■ **WRITTEN INSTRUCTION**
Below are the records. Gather each line that holds "this".

----

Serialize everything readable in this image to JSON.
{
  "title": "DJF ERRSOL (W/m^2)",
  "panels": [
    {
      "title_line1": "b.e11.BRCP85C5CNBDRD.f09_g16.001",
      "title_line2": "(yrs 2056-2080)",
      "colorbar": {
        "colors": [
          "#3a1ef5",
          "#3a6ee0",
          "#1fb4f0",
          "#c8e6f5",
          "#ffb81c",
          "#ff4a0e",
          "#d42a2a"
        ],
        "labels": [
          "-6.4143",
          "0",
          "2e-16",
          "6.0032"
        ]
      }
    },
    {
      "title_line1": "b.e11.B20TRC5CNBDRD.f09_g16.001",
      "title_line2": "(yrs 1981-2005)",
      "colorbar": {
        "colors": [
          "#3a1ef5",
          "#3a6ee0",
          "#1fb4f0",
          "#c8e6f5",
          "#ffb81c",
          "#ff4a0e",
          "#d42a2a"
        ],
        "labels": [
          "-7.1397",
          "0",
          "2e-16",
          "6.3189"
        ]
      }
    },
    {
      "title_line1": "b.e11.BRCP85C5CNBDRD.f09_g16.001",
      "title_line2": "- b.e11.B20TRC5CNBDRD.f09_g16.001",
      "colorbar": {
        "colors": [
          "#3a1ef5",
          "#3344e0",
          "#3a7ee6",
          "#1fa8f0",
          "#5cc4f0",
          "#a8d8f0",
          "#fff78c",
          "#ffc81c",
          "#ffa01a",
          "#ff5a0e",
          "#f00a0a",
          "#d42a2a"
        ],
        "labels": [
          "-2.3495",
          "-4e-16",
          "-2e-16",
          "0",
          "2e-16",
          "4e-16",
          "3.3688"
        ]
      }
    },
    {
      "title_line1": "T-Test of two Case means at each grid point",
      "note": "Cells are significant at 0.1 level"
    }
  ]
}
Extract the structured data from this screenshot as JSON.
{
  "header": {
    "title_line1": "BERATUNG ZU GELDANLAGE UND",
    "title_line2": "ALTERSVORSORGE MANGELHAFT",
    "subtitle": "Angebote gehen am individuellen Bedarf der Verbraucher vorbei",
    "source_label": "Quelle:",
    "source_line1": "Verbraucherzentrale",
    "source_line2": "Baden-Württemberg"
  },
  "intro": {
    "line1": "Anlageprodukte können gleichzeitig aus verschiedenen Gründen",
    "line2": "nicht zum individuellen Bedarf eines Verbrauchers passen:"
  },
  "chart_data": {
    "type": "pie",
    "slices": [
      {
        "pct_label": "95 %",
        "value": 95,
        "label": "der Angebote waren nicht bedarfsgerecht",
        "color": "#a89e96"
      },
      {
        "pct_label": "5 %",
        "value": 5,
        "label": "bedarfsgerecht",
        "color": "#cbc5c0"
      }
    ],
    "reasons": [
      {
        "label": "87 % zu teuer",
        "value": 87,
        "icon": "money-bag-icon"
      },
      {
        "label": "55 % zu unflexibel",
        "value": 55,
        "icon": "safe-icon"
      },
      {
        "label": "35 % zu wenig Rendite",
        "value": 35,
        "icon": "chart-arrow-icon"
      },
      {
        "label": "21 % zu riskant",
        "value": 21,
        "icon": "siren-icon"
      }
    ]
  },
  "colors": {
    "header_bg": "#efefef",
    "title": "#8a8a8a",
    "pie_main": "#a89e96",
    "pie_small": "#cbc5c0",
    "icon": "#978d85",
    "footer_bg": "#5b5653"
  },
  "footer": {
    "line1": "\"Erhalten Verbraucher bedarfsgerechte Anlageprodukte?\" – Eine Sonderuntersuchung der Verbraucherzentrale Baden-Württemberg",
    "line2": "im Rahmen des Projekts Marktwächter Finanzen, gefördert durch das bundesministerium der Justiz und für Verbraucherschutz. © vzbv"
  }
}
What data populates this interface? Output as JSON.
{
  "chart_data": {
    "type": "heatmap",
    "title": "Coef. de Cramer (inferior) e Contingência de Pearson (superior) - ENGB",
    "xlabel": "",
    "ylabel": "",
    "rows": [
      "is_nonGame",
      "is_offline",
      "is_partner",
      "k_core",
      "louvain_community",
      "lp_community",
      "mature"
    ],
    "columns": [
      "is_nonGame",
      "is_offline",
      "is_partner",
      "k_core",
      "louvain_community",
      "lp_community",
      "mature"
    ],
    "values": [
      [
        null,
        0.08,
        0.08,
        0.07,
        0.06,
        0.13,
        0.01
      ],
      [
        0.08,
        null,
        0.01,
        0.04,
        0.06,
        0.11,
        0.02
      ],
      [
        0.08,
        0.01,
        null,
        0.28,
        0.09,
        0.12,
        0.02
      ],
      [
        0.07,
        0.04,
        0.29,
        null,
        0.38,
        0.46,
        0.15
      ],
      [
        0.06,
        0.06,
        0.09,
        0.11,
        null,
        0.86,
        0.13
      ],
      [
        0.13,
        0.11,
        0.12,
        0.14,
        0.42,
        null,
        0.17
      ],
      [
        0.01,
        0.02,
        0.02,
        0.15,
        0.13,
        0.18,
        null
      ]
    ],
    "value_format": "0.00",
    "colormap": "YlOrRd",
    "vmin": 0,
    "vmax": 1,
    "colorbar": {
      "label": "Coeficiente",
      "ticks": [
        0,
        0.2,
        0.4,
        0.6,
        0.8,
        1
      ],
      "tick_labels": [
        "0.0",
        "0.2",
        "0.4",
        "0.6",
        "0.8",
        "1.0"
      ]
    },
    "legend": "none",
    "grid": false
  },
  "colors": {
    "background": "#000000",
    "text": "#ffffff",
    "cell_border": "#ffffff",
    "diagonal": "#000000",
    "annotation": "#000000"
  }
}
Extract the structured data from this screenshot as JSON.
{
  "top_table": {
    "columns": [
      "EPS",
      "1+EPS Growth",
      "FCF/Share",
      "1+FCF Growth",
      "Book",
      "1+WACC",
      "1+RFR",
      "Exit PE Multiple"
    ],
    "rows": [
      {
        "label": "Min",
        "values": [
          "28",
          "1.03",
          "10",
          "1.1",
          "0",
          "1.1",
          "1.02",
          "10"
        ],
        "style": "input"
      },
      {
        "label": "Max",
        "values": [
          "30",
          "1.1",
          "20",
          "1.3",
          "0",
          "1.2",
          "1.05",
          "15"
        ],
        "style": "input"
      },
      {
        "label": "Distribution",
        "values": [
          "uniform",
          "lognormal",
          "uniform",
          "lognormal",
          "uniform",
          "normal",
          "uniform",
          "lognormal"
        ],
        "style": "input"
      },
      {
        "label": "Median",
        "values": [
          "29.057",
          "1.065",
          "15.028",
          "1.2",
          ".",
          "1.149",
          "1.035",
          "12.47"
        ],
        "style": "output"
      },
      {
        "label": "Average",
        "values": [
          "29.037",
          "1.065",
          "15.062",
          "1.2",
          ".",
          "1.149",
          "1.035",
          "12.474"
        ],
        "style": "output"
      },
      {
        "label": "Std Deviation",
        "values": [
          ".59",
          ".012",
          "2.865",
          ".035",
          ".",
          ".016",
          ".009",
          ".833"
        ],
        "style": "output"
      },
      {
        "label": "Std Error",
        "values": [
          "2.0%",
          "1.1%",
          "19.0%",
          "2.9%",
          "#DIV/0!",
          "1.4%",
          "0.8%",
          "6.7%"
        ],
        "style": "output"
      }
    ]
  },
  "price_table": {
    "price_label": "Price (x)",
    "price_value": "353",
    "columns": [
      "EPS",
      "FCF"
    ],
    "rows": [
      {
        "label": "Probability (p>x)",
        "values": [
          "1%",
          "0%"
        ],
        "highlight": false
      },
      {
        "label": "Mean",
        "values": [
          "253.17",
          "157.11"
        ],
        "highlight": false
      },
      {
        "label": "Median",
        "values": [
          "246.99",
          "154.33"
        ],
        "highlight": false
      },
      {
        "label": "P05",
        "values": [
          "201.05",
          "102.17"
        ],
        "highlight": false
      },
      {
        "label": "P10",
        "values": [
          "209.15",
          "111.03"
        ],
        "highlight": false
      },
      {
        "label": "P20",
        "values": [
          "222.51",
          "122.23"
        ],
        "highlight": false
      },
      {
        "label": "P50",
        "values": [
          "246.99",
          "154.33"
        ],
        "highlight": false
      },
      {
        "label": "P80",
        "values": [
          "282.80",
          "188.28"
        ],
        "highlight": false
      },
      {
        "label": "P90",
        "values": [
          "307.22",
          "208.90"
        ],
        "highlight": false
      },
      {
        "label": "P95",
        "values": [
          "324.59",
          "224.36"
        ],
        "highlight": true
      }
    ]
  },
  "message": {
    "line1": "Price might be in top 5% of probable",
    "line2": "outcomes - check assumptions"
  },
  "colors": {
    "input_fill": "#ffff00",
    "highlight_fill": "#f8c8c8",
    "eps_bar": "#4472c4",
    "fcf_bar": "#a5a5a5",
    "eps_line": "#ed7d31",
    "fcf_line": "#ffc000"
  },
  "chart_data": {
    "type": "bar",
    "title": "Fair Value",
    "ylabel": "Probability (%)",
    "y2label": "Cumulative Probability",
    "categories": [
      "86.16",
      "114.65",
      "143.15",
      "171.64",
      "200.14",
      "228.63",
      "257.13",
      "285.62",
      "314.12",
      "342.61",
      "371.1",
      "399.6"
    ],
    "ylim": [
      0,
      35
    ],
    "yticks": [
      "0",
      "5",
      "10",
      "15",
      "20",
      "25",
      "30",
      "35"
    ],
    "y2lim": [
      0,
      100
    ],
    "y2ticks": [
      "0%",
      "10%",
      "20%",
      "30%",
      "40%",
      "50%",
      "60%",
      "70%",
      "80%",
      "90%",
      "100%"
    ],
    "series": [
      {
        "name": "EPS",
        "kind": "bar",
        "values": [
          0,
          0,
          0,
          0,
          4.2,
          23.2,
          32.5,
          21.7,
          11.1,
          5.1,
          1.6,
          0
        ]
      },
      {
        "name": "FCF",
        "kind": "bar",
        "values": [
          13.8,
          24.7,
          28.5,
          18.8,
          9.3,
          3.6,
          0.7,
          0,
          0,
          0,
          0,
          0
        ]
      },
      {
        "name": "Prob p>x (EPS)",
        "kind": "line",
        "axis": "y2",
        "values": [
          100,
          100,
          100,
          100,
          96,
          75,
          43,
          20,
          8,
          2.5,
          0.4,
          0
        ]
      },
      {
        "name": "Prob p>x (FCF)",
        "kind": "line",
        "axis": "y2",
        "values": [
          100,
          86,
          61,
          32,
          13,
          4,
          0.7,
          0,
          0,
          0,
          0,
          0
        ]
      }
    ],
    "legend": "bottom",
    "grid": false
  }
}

----

■ **THE ANSWER**
Serialize everything readable in this image to JSON.
Extract the structured data from this screenshot as JSON.
What data populates this interface? Output as JSON.
Extract the structured data from this screenshot as JSON.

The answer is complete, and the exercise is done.